- WHAT YOU ARE ASKED TO DO
Your task is to give the number of lines in the listing that include "color", and nothing else.

- DATA TO PROCESS
▬▬▬▬▬▬▬▬▬▬
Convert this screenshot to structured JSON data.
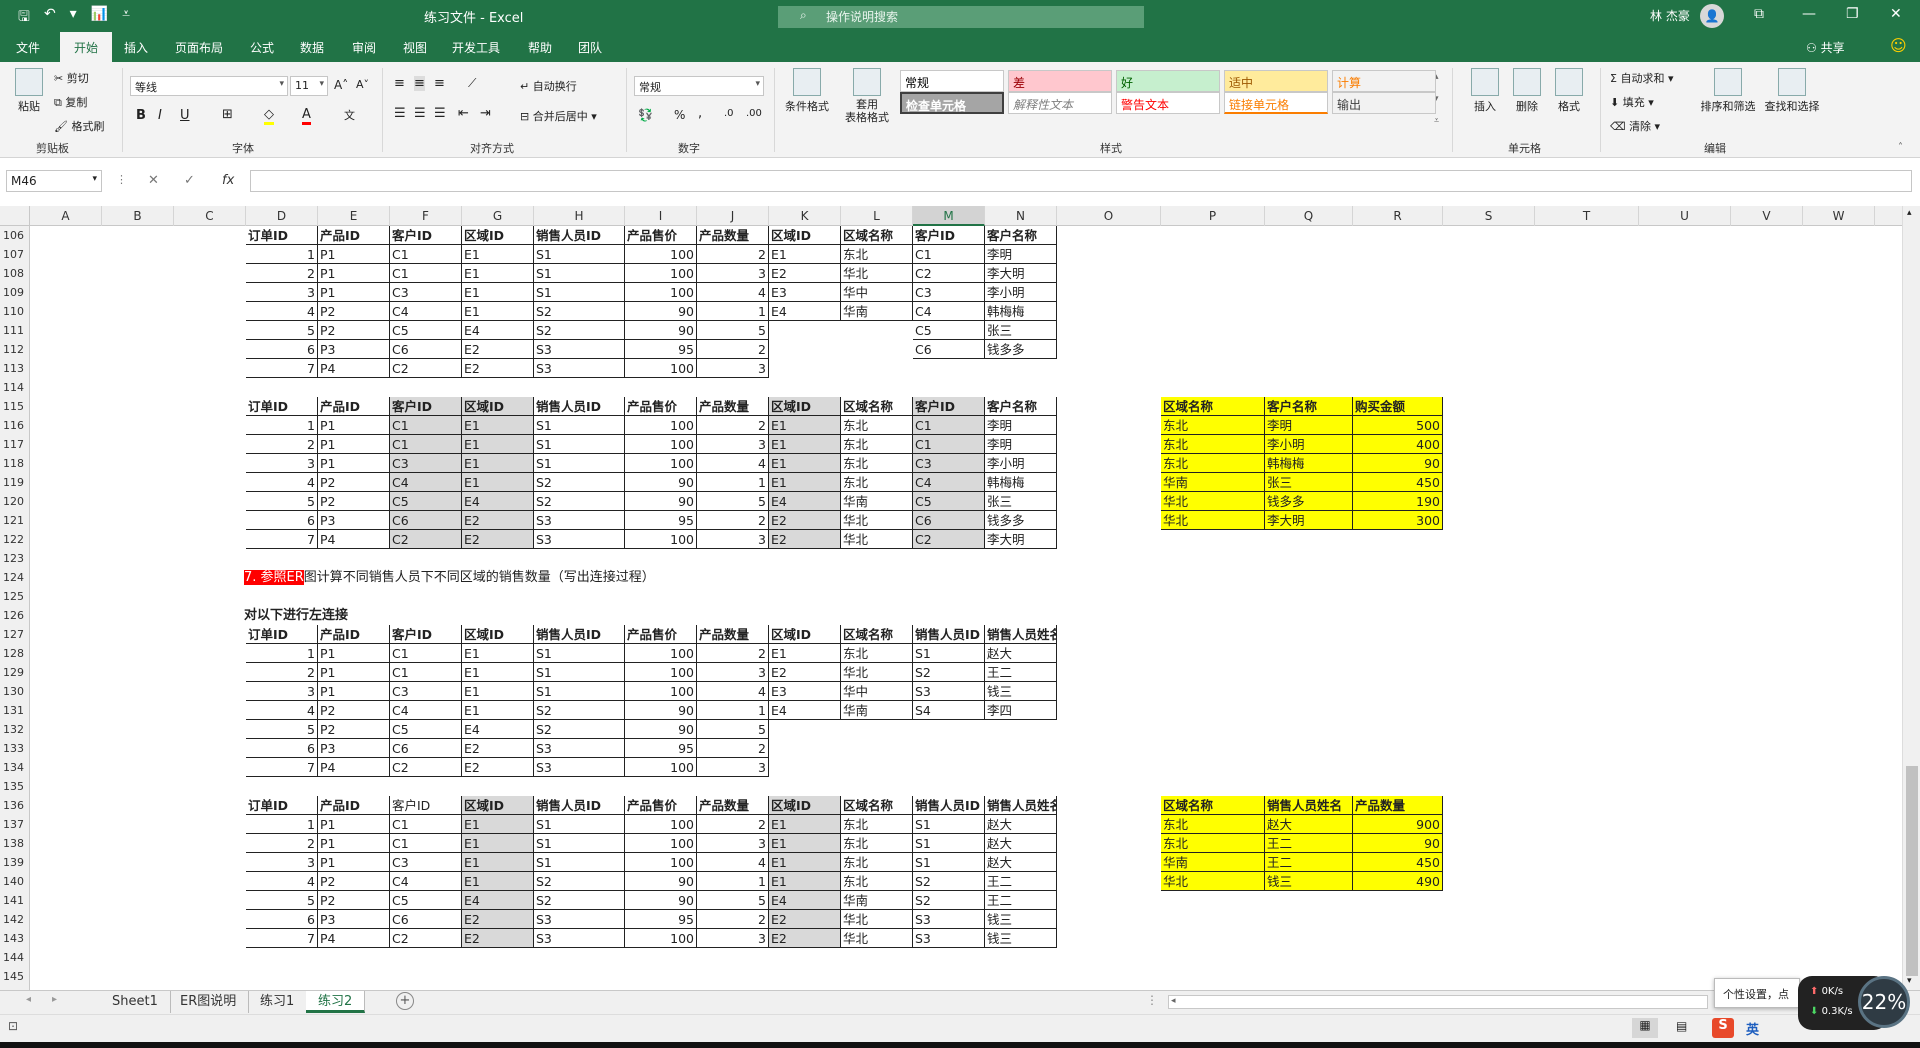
{
  "titlebar": {
    "doc_title": "练习文件 - Excel",
    "search_placeholder": "操作说明搜索",
    "user": "林 杰豪",
    "avatar_glyph": "👤",
    "qat": {
      "save": "🖫",
      "undo": "↶",
      "dropdown": "▾",
      "chart": "📊",
      "customize": "⩡"
    },
    "controls": {
      "ribbon_opts": "⧉",
      "minimize": "—",
      "restore": "❐",
      "close": "✕"
    }
  },
  "menu": {
    "tabs": [
      "文件",
      "开始",
      "插入",
      "页面布局",
      "公式",
      "数据",
      "审阅",
      "视图",
      "开发工具",
      "帮助",
      "团队"
    ],
    "active": "开始",
    "share": "共享",
    "smiley": "☺"
  },
  "ribbon": {
    "clipboard": {
      "paste": "粘贴",
      "cut": "剪切",
      "copy": "复制",
      "format_painter": "格式刷",
      "label": "剪贴板"
    },
    "font": {
      "name": "等线",
      "size": "11",
      "grow": "A˄",
      "shrink": "A˅",
      "bold": "B",
      "italic": "I",
      "underline": "U",
      "label": "字体"
    },
    "alignment": {
      "wrap": "自动换行",
      "merge": "合并后居中",
      "label": "对齐方式"
    },
    "number": {
      "format": "常规",
      "percent": "%",
      "comma": ",",
      "label": "数字"
    },
    "styles": {
      "cond_format": "条件格式",
      "table_format": "套用\n表格格式",
      "cells": [
        {
          "text": "常规",
          "bg": "#ffffff",
          "color": "#000000"
        },
        {
          "text": "差",
          "bg": "#ffc7ce",
          "color": "#9c0006"
        },
        {
          "text": "好",
          "bg": "#c6efce",
          "color": "#006100"
        },
        {
          "text": "适中",
          "bg": "#ffeb9c",
          "color": "#9c5700"
        },
        {
          "text": "计算",
          "bg": "#f2f2f2",
          "color": "#fa7d00"
        },
        {
          "text": "检查单元格",
          "bg": "#a5a5a5",
          "color": "#ffffff"
        },
        {
          "text": "解释性文本",
          "bg": "#ffffff",
          "color": "#7f7f7f"
        },
        {
          "text": "警告文本",
          "bg": "#ffffff",
          "color": "#ff0000"
        },
        {
          "text": "链接单元格",
          "bg": "#ffffff",
          "color": "#fa7d00"
        },
        {
          "text": "输出",
          "bg": "#f2f2f2",
          "color": "#3f3f3f"
        }
      ],
      "label": "样式"
    },
    "cells": {
      "insert": "插入",
      "delete": "删除",
      "format": "格式",
      "label": "单元格"
    },
    "editing": {
      "autosum": "自动求和",
      "fill": "填充",
      "clear": "清除",
      "sort": "排序和筛选",
      "find": "查找和选择",
      "label": "编辑"
    }
  },
  "formula_bar": {
    "name_box": "M46",
    "fx": "fx",
    "cancel": "✕",
    "enter": "✓",
    "value": ""
  },
  "columns": [
    "A",
    "B",
    "C",
    "D",
    "E",
    "F",
    "G",
    "H",
    "I",
    "J",
    "K",
    "L",
    "M",
    "N",
    "O",
    "P",
    "Q",
    "R",
    "S",
    "T",
    "U",
    "V",
    "W"
  ],
  "selected_column": "M",
  "rows_start": 106,
  "rows_end": 145,
  "sheet": {
    "t1_header": [
      "订单ID",
      "产品ID",
      "客户ID",
      "区域ID",
      "销售人员ID",
      "产品售价",
      "产品数量"
    ],
    "t1_rows": [
      [
        "1",
        "P1",
        "C1",
        "E1",
        "S1",
        "100",
        "2"
      ],
      [
        "2",
        "P1",
        "C1",
        "E1",
        "S1",
        "100",
        "3"
      ],
      [
        "3",
        "P1",
        "C3",
        "E1",
        "S1",
        "100",
        "4"
      ],
      [
        "4",
        "P2",
        "C4",
        "E1",
        "S2",
        "90",
        "1"
      ],
      [
        "5",
        "P2",
        "C5",
        "E4",
        "S2",
        "90",
        "5"
      ],
      [
        "6",
        "P3",
        "C6",
        "E2",
        "S3",
        "95",
        "2"
      ],
      [
        "7",
        "P4",
        "C2",
        "E2",
        "S3",
        "100",
        "3"
      ]
    ],
    "region_header": [
      "区域ID",
      "区域名称"
    ],
    "region_rows": [
      [
        "E1",
        "东北"
      ],
      [
        "E2",
        "华北"
      ],
      [
        "E3",
        "华中"
      ],
      [
        "E4",
        "华南"
      ]
    ],
    "customer_header": [
      "客户ID",
      "客户名称"
    ],
    "customer_rows": [
      [
        "C1",
        "李明"
      ],
      [
        "C2",
        "李大明"
      ],
      [
        "C3",
        "李小明"
      ],
      [
        "C4",
        "韩梅梅"
      ],
      [
        "C5",
        "张三"
      ],
      [
        "C6",
        "钱多多"
      ]
    ],
    "t2_header": [
      "订单ID",
      "产品ID",
      "客户ID",
      "区域ID",
      "销售人员ID",
      "产品售价",
      "产品数量",
      "区域ID",
      "区域名称",
      "客户ID",
      "客户名称"
    ],
    "t2_rows": [
      [
        "1",
        "P1",
        "C1",
        "E1",
        "S1",
        "100",
        "2",
        "E1",
        "东北",
        "C1",
        "李明"
      ],
      [
        "2",
        "P1",
        "C1",
        "E1",
        "S1",
        "100",
        "3",
        "E1",
        "东北",
        "C1",
        "李明"
      ],
      [
        "3",
        "P1",
        "C3",
        "E1",
        "S1",
        "100",
        "4",
        "E1",
        "东北",
        "C3",
        "李小明"
      ],
      [
        "4",
        "P2",
        "C4",
        "E1",
        "S2",
        "90",
        "1",
        "E1",
        "东北",
        "C4",
        "韩梅梅"
      ],
      [
        "5",
        "P2",
        "C5",
        "E4",
        "S2",
        "90",
        "5",
        "E4",
        "华南",
        "C5",
        "张三"
      ],
      [
        "6",
        "P3",
        "C6",
        "E2",
        "S3",
        "95",
        "2",
        "E2",
        "华北",
        "C6",
        "钱多多"
      ],
      [
        "7",
        "P4",
        "C2",
        "E2",
        "S3",
        "100",
        "3",
        "E2",
        "华北",
        "C2",
        "李大明"
      ]
    ],
    "sum1_header": [
      "区域名称",
      "客户名称",
      "购买金额"
    ],
    "sum1_rows": [
      [
        "东北",
        "李明",
        "500"
      ],
      [
        "东北",
        "李小明",
        "400"
      ],
      [
        "东北",
        "韩梅梅",
        "90"
      ],
      [
        "华南",
        "张三",
        "450"
      ],
      [
        "华北",
        "钱多多",
        "190"
      ],
      [
        "华北",
        "李大明",
        "300"
      ]
    ],
    "q7_tag": "7. 参照ER",
    "q7_text": "图计算不同销售人员下不同区域的销售数量（写出连接过程）",
    "left_join_note": "对以下进行左连接",
    "t3_header": [
      "订单ID",
      "产品ID",
      "客户ID",
      "区域ID",
      "销售人员ID",
      "产品售价",
      "产品数量",
      "区域ID",
      "区域名称",
      "销售人员ID",
      "销售人员姓名"
    ],
    "t3_region_rows": [
      [
        "E1",
        "东北",
        "S1",
        "赵大"
      ],
      [
        "E2",
        "华北",
        "S2",
        "王二"
      ],
      [
        "E3",
        "华中",
        "S3",
        "钱三"
      ],
      [
        "E4",
        "华南",
        "S4",
        "李四"
      ]
    ],
    "t4_rows": [
      [
        "1",
        "P1",
        "C1",
        "E1",
        "S1",
        "100",
        "2",
        "E1",
        "东北",
        "S1",
        "赵大"
      ],
      [
        "2",
        "P1",
        "C1",
        "E1",
        "S1",
        "100",
        "3",
        "E1",
        "东北",
        "S1",
        "赵大"
      ],
      [
        "3",
        "P1",
        "C3",
        "E1",
        "S1",
        "100",
        "4",
        "E1",
        "东北",
        "S1",
        "赵大"
      ],
      [
        "4",
        "P2",
        "C4",
        "E1",
        "S2",
        "90",
        "1",
        "E1",
        "东北",
        "S2",
        "王二"
      ],
      [
        "5",
        "P2",
        "C5",
        "E4",
        "S2",
        "90",
        "5",
        "E4",
        "华南",
        "S2",
        "王二"
      ],
      [
        "6",
        "P3",
        "C6",
        "E2",
        "S3",
        "95",
        "2",
        "E2",
        "华北",
        "S3",
        "钱三"
      ],
      [
        "7",
        "P4",
        "C2",
        "E2",
        "S3",
        "100",
        "3",
        "E2",
        "华北",
        "S3",
        "钱三"
      ]
    ],
    "sum2_header": [
      "区域名称",
      "销售人员姓名",
      "产品数量"
    ],
    "sum2_rows": [
      [
        "东北",
        "赵大",
        "900"
      ],
      [
        "东北",
        "王二",
        "90"
      ],
      [
        "华南",
        "王二",
        "450"
      ],
      [
        "华北",
        "钱三",
        "490"
      ]
    ]
  },
  "sheet_tabs": [
    "Sheet1",
    "ER图说明",
    "练习1",
    "练习2"
  ],
  "active_sheet": "练习2",
  "add_sheet": "+",
  "overlay": {
    "tip": "个性设置，点",
    "up_speed": "0K/s",
    "down_speed": "0.3K/s",
    "gauge": "22%"
  },
  "ime": {
    "logo": "S",
    "lang": "英"
  }
}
▬▬▬▬▬▬▬▬▬▬
- COMPLETE ANSWER
10